All the data should come back exactly as it was given.
# Start of Provided records
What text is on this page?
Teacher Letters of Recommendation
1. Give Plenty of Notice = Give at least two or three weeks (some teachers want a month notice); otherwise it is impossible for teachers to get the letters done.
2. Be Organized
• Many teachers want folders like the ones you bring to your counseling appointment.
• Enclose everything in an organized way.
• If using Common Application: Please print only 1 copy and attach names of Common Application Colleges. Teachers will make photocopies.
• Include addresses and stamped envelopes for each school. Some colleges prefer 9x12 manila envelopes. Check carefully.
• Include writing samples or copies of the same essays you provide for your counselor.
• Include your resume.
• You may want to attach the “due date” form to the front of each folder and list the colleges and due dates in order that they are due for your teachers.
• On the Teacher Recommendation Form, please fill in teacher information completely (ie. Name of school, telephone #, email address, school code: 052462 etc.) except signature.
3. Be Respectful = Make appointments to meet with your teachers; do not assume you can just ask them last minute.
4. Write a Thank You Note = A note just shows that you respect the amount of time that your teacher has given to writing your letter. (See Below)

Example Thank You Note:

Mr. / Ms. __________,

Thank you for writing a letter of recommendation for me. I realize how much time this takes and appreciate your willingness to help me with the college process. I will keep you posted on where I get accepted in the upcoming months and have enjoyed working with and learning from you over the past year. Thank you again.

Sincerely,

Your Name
# End of Provided records
--- Task solution ---
What text is on this page?
Teacher Letters of Recommendation
1. Give Plenty of Notice = Give at least two or three weeks (some teachers want a month notice); otherwise it is impossible for teachers to get the letters done.
2. Be Organized
• Many teachers want folders like the ones you bring to your counseling appointment.
• Enclose everything in an organized way.
• If using Common Application: Please print only 1 copy and attach names of Common Application Colleges. Teachers will make photocopies.
• Include addresses and stamped envelopes for each school. Some colleges prefer 9x12 manila envelopes. Check carefully.
• Include writing samples or copies of the same essays you provide for your counselor.
• Include your resume.
• You may want to attach the “due date” form to the front of each folder and list the colleges and due dates in order that they are due for your teachers.
• On the Teacher Recommendation Form, please fill in teacher information completely (ie. Name of school, telephone #, email address, school code: 052462 etc.) except signature.
3. Be Respectful = Make appointments to meet with your teachers; do not assume you can just ask them last minute.
4. Write a Thank You Note = A note just shows that you respect the amount of time that your teacher has given to writing your letter. (See Below)

Example Thank You Note:

Mr. / Ms. __________,

Thank you for writing a letter of recommendation for me. I realize how much time this takes and appreciate your willingness to help me with the college process. I will keep you posted on where I get accepted in the upcoming months and have enjoyed working with and learning from you over the past year. Thank you again.

Sincerely,

Your Name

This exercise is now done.